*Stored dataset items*

:::::

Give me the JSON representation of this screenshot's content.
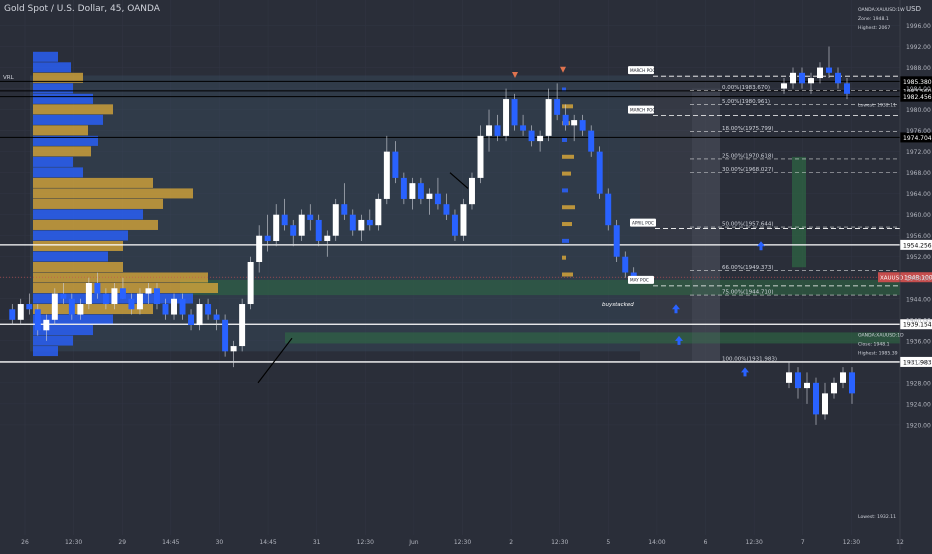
{
  "header": {
    "title": "Gold Spot / U.S. Dollar, 45, OANDA",
    "currency": "USD"
  },
  "chart_data": {
    "type": "candlestick",
    "symbol": "XAUUSD",
    "ylim": [
      1900,
      1998
    ],
    "y_ticks": [
      "1996.00",
      "1992.00",
      "1988.00",
      "1984.00",
      "1980.00",
      "1976.00",
      "1972.00",
      "1968.00",
      "1964.00",
      "1960.00",
      "1956.00",
      "1952.00",
      "1948.00",
      "1944.00",
      "1940.00",
      "1936.00",
      "1932.00",
      "1928.00",
      "1924.00",
      "1920.00"
    ],
    "x_labels": [
      "26",
      "12:30",
      "29",
      "14:45",
      "30",
      "14:45",
      "31",
      "12:30",
      "Jun",
      "12:30",
      "2",
      "12:30",
      "5",
      "14:00",
      "6",
      "12:30",
      "7",
      "12:30",
      "12"
    ],
    "price_levels": [
      {
        "label": "1985.380",
        "price": 1985.38,
        "style": "box"
      },
      {
        "label": "1983.560",
        "price": 1983.56,
        "style": "box"
      },
      {
        "label": "1982.456",
        "price": 1982.456,
        "style": "box"
      },
      {
        "label": "1974.704",
        "price": 1974.704,
        "style": "box"
      },
      {
        "label": "1954.256",
        "price": 1954.256,
        "style": "outline"
      },
      {
        "label": "1939.154",
        "price": 1939.154,
        "style": "outline"
      },
      {
        "label": "1931.983",
        "price": 1931.983,
        "style": "outline"
      },
      {
        "label": "XAUUSD",
        "price": 1948.1,
        "style": "current",
        "value": "1948.100"
      }
    ],
    "fib_levels": [
      {
        "label": "0.00%(1983.670)",
        "price": 1983.67
      },
      {
        "label": "5.00%(1980.961)",
        "price": 1980.961
      },
      {
        "label": "18.00%(1975.799)",
        "price": 1975.799
      },
      {
        "label": "25.00%(1970.618)",
        "price": 1970.618
      },
      {
        "label": "30.00%(1968.027)",
        "price": 1968.027
      },
      {
        "label": "50.00%(1957.644)",
        "price": 1957.644
      },
      {
        "label": "66.00%(1949.373)",
        "price": 1949.373
      },
      {
        "label": "75.00%(1944.710)",
        "price": 1944.71
      },
      {
        "label": "100.00%(1931.983)",
        "price": 1931.983
      }
    ],
    "poc_labels": [
      {
        "label": "MARCH POC",
        "price": 1987.5
      },
      {
        "label": "MARCH POC",
        "price": 1980.0
      },
      {
        "label": "APRIL POC",
        "price": 1958.5
      },
      {
        "label": "MAY POC",
        "price": 1947.6
      }
    ],
    "annotations": {
      "vrl": "VRL",
      "buy_stacked": "buystacked",
      "inset_top": [
        "OANDA:XAUUSD:1W",
        "Zone: 1948.1",
        "Highest: 2067"
      ],
      "inset_top_lowest": "Lowest: 1932.11",
      "inset_bottom": [
        "OANDA:XAUUSD:1D",
        "Close: 1948.1",
        "Highest: 1985.39"
      ],
      "inset_bottom_lowest": "Lowest: 1932.11"
    },
    "candles": [
      [
        1942,
        1943,
        1939,
        1940
      ],
      [
        1940,
        1944,
        1939,
        1943
      ],
      [
        1943,
        1945,
        1941,
        1942
      ],
      [
        1942,
        1943,
        1937,
        1938
      ],
      [
        1938,
        1941,
        1936,
        1940
      ],
      [
        1940,
        1946,
        1939,
        1945
      ],
      [
        1945,
        1947,
        1943,
        1944
      ],
      [
        1944,
        1945,
        1940,
        1941
      ],
      [
        1941,
        1944,
        1940,
        1943
      ],
      [
        1943,
        1948,
        1942,
        1947
      ],
      [
        1947,
        1949,
        1944,
        1945
      ],
      [
        1945,
        1946,
        1942,
        1943
      ],
      [
        1943,
        1947,
        1942,
        1946
      ],
      [
        1946,
        1948,
        1944,
        1944
      ],
      [
        1944,
        1945,
        1941,
        1942
      ],
      [
        1942,
        1946,
        1941,
        1945
      ],
      [
        1945,
        1947,
        1943,
        1946
      ],
      [
        1946,
        1947,
        1942,
        1943
      ],
      [
        1943,
        1944,
        1940,
        1941
      ],
      [
        1941,
        1945,
        1940,
        1944
      ],
      [
        1944,
        1945,
        1940,
        1941
      ],
      [
        1941,
        1942,
        1938,
        1939
      ],
      [
        1939,
        1944,
        1938,
        1943
      ],
      [
        1943,
        1944,
        1940,
        1941
      ],
      [
        1941,
        1942,
        1938,
        1940
      ],
      [
        1940,
        1941,
        1933,
        1934
      ],
      [
        1934,
        1936,
        1931,
        1935
      ],
      [
        1935,
        1944,
        1934,
        1943
      ],
      [
        1943,
        1952,
        1942,
        1951
      ],
      [
        1951,
        1958,
        1949,
        1956
      ],
      [
        1956,
        1960,
        1953,
        1955
      ],
      [
        1955,
        1962,
        1954,
        1960
      ],
      [
        1960,
        1963,
        1957,
        1958
      ],
      [
        1958,
        1959,
        1954,
        1956
      ],
      [
        1956,
        1961,
        1955,
        1960
      ],
      [
        1960,
        1962,
        1957,
        1959
      ],
      [
        1959,
        1960,
        1954,
        1955
      ],
      [
        1955,
        1957,
        1952,
        1956
      ],
      [
        1956,
        1963,
        1955,
        1962
      ],
      [
        1962,
        1966,
        1959,
        1960
      ],
      [
        1960,
        1961,
        1956,
        1957
      ],
      [
        1957,
        1960,
        1955,
        1959
      ],
      [
        1959,
        1961,
        1957,
        1958
      ],
      [
        1958,
        1964,
        1957,
        1963
      ],
      [
        1963,
        1975,
        1962,
        1972
      ],
      [
        1972,
        1974,
        1966,
        1967
      ],
      [
        1967,
        1968,
        1962,
        1963
      ],
      [
        1963,
        1967,
        1961,
        1966
      ],
      [
        1966,
        1967,
        1962,
        1963
      ],
      [
        1963,
        1965,
        1960,
        1964
      ],
      [
        1964,
        1967,
        1961,
        1962
      ],
      [
        1962,
        1964,
        1959,
        1960
      ],
      [
        1960,
        1961,
        1955,
        1956
      ],
      [
        1956,
        1963,
        1955,
        1962
      ],
      [
        1962,
        1968,
        1961,
        1967
      ],
      [
        1967,
        1977,
        1966,
        1975
      ],
      [
        1975,
        1980,
        1972,
        1977
      ],
      [
        1977,
        1979,
        1974,
        1975
      ],
      [
        1975,
        1984,
        1974,
        1982
      ],
      [
        1982,
        1983,
        1976,
        1977
      ],
      [
        1977,
        1979,
        1975,
        1976
      ],
      [
        1976,
        1977,
        1973,
        1974
      ],
      [
        1974,
        1976,
        1972,
        1975
      ],
      [
        1975,
        1984,
        1974,
        1982
      ],
      [
        1982,
        1985,
        1978,
        1979
      ],
      [
        1979,
        1981,
        1976,
        1977
      ],
      [
        1977,
        1979,
        1974,
        1978
      ],
      [
        1978,
        1979,
        1975,
        1976
      ],
      [
        1976,
        1977,
        1971,
        1972
      ],
      [
        1972,
        1973,
        1963,
        1964
      ],
      [
        1964,
        1965,
        1957,
        1958
      ],
      [
        1958,
        1959,
        1951,
        1952
      ],
      [
        1952,
        1953,
        1948,
        1949
      ],
      [
        1949,
        1950,
        1947,
        1948
      ]
    ],
    "inset_top_candles": [
      [
        1984,
        1986,
        1983,
        1985
      ],
      [
        1985,
        1988,
        1984,
        1987
      ],
      [
        1987,
        1988,
        1984,
        1985
      ],
      [
        1985,
        1987,
        1983,
        1986
      ],
      [
        1986,
        1989,
        1985,
        1988
      ],
      [
        1988,
        1992,
        1986,
        1987
      ],
      [
        1987,
        1988,
        1984,
        1985
      ],
      [
        1985,
        1986,
        1982,
        1983
      ]
    ],
    "inset_bottom_candles": [
      [
        1928,
        1932,
        1927,
        1930
      ],
      [
        1930,
        1931,
        1925,
        1927
      ],
      [
        1927,
        1930,
        1924,
        1928
      ],
      [
        1928,
        1929,
        1920,
        1922
      ],
      [
        1922,
        1928,
        1921,
        1926
      ],
      [
        1926,
        1929,
        1925,
        1928
      ],
      [
        1928,
        1931,
        1927,
        1930
      ],
      [
        1930,
        1931,
        1924,
        1926
      ]
    ]
  }
}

:::::

*Problem statement*
Find the lines above that include the string "OANDA" and copy them.

*Exercise result*
    "title": "Gold Spot / U.S. Dollar, 45, OANDA",
        "OANDA:XAUUSD:1W",
        "OANDA:XAUUSD:1D",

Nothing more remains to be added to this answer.